#### Input records

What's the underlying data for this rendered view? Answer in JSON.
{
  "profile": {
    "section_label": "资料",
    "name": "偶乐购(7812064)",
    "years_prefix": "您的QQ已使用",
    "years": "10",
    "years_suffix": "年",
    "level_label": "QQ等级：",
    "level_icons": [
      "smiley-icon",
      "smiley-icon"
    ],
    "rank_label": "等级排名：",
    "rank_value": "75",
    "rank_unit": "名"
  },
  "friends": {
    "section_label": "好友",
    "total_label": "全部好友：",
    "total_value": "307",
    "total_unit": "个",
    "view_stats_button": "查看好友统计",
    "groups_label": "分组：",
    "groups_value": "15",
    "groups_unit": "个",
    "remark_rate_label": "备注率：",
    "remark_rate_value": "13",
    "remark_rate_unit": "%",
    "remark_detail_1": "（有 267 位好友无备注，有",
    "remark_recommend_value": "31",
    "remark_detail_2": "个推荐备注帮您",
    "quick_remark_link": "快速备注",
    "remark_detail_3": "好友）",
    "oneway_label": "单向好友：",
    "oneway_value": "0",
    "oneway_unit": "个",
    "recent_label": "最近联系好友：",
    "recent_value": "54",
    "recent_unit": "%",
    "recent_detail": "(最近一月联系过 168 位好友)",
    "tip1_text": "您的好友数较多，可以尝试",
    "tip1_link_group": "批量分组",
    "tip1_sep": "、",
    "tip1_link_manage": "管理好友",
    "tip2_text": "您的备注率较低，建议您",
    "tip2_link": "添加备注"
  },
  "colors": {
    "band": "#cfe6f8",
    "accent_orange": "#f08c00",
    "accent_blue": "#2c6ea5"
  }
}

########

→ The problem: Write down every line of the data exactly as it appears above.

→ Output of the task:
What's the underlying data for this rendered view? Answer in JSON.
{
  "profile": {
    "section_label": "资料",
    "name": "偶乐购(7812064)",
    "years_prefix": "您的QQ已使用",
    "years": "10",
    "years_suffix": "年",
    "level_label": "QQ等级：",
    "level_icons": [
      "smiley-icon",
      "smiley-icon"
    ],
    "rank_label": "等级排名：",
    "rank_value": "75",
    "rank_unit": "名"
  },
  "friends": {
    "section_label": "好友",
    "total_label": "全部好友：",
    "total_value": "307",
    "total_unit": "个",
    "view_stats_button": "查看好友统计",
    "groups_label": "分组：",
    "groups_value": "15",
    "groups_unit": "个",
    "remark_rate_label": "备注率：",
    "remark_rate_value": "13",
    "remark_rate_unit": "%",
    "remark_detail_1": "（有 267 位好友无备注，有",
    "remark_recommend_value": "31",
    "remark_detail_2": "个推荐备注帮您",
    "quick_remark_link": "快速备注",
    "remark_detail_3": "好友）",
    "oneway_label": "单向好友：",
    "oneway_value": "0",
    "oneway_unit": "个",
    "recent_label": "最近联系好友：",
    "recent_value": "54",
    "recent_unit": "%",
    "recent_detail": "(最近一月联系过 168 位好友)",
    "tip1_text": "您的好友数较多，可以尝试",
    "tip1_link_group": "批量分组",
    "tip1_sep": "、",
    "tip1_link_manage": "管理好友",
    "tip2_text": "您的备注率较低，建议您",
    "tip2_link": "添加备注"
  },
  "colors": {
    "band": "#cfe6f8",
    "accent_orange": "#f08c00",
    "accent_blue": "#2c6ea5"
  }
}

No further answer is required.